** OBJECTIVE **
Find the string "kind" in the entries and copy each line that has it.

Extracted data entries
==*==

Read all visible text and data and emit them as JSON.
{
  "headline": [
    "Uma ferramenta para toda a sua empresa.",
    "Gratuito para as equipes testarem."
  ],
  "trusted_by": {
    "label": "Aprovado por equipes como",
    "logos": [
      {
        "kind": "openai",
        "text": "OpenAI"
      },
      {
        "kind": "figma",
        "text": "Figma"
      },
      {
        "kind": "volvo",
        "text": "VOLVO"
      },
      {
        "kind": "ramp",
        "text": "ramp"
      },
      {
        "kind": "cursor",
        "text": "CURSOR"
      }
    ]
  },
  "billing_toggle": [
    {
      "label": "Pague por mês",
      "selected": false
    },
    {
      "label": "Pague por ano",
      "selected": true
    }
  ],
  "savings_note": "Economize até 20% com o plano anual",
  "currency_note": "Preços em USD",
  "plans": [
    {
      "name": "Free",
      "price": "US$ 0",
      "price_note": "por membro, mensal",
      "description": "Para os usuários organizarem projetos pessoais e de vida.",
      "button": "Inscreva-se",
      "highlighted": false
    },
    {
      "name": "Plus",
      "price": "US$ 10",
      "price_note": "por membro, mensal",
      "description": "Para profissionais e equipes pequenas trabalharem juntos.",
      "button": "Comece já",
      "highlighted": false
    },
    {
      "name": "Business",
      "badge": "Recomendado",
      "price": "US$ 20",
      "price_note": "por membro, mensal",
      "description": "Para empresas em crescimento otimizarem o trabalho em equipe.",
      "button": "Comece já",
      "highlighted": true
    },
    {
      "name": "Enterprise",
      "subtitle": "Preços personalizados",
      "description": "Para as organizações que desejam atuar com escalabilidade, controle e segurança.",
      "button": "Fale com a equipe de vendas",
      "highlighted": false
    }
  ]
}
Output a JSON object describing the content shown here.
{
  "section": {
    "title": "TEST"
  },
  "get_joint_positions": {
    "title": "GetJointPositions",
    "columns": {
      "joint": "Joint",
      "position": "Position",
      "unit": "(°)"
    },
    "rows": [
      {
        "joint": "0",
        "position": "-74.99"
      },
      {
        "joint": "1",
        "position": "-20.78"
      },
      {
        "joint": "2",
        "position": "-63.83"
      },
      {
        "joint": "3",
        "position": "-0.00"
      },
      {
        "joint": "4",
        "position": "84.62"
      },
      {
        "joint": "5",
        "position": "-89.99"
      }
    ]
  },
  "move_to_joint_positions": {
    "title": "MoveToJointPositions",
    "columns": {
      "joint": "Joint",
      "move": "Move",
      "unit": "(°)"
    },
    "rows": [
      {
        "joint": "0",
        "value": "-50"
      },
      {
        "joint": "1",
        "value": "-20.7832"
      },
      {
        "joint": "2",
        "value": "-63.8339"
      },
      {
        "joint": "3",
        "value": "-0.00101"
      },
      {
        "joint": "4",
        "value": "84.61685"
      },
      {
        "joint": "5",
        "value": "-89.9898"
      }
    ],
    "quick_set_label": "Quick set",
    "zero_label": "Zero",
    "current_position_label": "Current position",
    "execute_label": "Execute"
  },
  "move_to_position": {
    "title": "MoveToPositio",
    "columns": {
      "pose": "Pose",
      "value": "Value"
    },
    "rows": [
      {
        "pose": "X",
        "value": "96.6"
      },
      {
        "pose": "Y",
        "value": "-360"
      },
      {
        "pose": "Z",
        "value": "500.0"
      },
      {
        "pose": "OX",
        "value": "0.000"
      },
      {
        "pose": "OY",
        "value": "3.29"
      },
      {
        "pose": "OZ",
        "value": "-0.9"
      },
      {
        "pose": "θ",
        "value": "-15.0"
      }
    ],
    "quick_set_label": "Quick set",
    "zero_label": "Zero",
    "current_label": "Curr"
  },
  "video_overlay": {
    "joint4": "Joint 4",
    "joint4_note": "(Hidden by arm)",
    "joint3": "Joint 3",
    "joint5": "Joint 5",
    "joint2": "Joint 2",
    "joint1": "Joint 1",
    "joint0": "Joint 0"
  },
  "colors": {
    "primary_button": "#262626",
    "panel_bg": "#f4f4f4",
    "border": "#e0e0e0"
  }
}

==*==

** EXPECTED ANSWER **
        "kind": "openai",
        "kind": "figma",
        "kind": "volvo",
        "kind": "ramp",
        "kind": "cursor",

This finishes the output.